Dataset listings of figures:
····················

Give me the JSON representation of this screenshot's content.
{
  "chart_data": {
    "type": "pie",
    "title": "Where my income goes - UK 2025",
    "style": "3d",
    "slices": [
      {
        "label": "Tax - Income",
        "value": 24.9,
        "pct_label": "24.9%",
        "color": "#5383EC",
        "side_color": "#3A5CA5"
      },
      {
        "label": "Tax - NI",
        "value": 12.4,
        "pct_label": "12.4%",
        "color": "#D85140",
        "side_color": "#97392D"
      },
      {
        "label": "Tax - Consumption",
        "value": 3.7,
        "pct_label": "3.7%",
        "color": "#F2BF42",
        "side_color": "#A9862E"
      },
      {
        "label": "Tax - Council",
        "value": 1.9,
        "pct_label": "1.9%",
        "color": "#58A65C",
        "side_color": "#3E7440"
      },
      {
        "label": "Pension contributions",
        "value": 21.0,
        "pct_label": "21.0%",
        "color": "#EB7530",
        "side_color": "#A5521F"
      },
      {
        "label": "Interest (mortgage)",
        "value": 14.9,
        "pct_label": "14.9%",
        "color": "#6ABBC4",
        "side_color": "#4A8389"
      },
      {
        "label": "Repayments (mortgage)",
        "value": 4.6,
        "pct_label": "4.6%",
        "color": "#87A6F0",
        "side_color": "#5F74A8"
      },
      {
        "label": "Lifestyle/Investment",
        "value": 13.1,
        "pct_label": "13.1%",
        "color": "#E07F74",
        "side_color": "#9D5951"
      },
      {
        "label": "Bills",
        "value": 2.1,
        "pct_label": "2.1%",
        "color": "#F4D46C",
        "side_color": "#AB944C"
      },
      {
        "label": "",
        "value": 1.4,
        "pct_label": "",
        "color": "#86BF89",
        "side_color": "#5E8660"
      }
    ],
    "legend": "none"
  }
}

····················

--- Problem statement ---
Print every entry exactly as it appears.

--- Correct result ---
Give me the JSON representation of this screenshot's content.
{
  "chart_data": {
    "type": "pie",
    "title": "Where my income goes - UK 2025",
    "style": "3d",
    "slices": [
      {
        "label": "Tax - Income",
        "value": 24.9,
        "pct_label": "24.9%",
        "color": "#5383EC",
        "side_color": "#3A5CA5"
      },
      {
        "label": "Tax - NI",
        "value": 12.4,
        "pct_label": "12.4%",
        "color": "#D85140",
        "side_color": "#97392D"
      },
      {
        "label": "Tax - Consumption",
        "value": 3.7,
        "pct_label": "3.7%",
        "color": "#F2BF42",
        "side_color": "#A9862E"
      },
      {
        "label": "Tax - Council",
        "value": 1.9,
        "pct_label": "1.9%",
        "color": "#58A65C",
        "side_color": "#3E7440"
      },
      {
        "label": "Pension contributions",
        "value": 21.0,
        "pct_label": "21.0%",
        "color": "#EB7530",
        "side_color": "#A5521F"
      },
      {
        "label": "Interest (mortgage)",
        "value": 14.9,
        "pct_label": "14.9%",
        "color": "#6ABBC4",
        "side_color": "#4A8389"
      },
      {
        "label": "Repayments (mortgage)",
        "value": 4.6,
        "pct_label": "4.6%",
        "color": "#87A6F0",
        "side_color": "#5F74A8"
      },
      {
        "label": "Lifestyle/Investment",
        "value": 13.1,
        "pct_label": "13.1%",
        "color": "#E07F74",
        "side_color": "#9D5951"
      },
      {
        "label": "Bills",
        "value": 2.1,
        "pct_label": "2.1%",
        "color": "#F4D46C",
        "side_color": "#AB944C"
      },
      {
        "label": "",
        "value": 1.4,
        "pct_label": "",
        "color": "#86BF89",
        "side_color": "#5E8660"
      }
    ],
    "legend": "none"
  }
}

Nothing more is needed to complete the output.